● Goal of the exercise
Where a line contains the string "this", copy that line.

● Given data
--- begin ---
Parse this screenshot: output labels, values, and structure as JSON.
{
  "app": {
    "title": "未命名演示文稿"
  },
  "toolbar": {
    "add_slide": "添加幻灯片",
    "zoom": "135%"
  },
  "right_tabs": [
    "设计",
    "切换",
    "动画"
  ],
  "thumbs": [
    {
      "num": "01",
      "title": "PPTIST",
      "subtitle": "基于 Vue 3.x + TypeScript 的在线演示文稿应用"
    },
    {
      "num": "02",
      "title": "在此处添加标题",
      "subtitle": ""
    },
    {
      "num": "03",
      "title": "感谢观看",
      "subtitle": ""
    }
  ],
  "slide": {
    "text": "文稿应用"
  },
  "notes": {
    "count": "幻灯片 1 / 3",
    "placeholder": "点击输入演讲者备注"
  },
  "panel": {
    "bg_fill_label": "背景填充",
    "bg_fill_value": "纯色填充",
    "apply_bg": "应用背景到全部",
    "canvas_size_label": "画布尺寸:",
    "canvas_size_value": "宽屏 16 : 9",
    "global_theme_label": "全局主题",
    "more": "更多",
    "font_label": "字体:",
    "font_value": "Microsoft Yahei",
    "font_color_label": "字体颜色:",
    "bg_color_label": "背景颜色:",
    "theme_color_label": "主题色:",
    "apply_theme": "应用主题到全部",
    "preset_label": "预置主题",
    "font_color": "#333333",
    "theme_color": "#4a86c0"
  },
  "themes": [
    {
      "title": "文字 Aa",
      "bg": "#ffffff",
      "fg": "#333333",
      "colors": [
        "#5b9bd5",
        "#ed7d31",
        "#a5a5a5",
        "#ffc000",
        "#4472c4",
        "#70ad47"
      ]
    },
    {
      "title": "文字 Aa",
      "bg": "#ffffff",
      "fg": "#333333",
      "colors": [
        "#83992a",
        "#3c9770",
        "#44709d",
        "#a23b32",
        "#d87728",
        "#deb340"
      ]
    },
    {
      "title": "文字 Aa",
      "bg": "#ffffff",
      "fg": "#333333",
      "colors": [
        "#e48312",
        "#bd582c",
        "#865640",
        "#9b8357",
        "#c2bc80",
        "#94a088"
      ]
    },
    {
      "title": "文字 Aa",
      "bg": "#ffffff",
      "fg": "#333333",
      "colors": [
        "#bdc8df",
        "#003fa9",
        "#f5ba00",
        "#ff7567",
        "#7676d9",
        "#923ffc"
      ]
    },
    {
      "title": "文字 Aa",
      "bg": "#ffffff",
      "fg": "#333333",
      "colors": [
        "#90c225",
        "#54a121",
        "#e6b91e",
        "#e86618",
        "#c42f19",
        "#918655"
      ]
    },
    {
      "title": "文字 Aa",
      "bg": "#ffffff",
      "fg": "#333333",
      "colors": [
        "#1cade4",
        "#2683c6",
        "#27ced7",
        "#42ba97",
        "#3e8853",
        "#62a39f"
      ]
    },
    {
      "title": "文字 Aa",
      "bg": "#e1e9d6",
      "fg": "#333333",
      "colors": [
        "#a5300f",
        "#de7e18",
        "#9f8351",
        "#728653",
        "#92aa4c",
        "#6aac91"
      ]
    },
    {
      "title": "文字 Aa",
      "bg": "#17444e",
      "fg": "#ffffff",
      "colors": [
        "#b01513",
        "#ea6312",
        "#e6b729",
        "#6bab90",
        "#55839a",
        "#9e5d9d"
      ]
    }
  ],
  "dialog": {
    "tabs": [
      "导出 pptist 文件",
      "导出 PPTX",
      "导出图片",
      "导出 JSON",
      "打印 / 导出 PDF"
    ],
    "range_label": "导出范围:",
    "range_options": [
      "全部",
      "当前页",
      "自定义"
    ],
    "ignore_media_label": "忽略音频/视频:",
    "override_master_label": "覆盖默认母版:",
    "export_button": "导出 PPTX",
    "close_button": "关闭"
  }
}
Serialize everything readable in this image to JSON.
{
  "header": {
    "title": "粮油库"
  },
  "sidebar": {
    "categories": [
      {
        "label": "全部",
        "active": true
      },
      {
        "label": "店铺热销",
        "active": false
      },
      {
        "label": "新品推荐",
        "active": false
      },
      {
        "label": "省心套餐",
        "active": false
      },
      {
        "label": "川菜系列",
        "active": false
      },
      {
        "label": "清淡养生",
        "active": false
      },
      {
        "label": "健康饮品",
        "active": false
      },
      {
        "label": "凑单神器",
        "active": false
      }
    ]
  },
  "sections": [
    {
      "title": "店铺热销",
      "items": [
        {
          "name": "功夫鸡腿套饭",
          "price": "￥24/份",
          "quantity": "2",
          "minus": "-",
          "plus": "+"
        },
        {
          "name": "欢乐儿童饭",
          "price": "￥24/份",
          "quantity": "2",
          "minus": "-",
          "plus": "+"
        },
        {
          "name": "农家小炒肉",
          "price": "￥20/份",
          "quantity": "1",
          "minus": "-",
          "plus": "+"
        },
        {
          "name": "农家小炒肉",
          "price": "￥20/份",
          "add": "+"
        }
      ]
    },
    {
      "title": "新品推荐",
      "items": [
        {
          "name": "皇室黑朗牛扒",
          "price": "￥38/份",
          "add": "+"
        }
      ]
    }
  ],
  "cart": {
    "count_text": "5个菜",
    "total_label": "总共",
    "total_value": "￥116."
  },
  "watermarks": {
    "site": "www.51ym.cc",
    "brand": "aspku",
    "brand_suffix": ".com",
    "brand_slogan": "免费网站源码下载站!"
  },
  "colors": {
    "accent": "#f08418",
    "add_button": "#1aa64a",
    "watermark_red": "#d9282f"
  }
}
--- end ---
● Answer in full
Parse this screenshot: output labels, values, and structure as JSON.
Serialize everything readable in this image to JSON.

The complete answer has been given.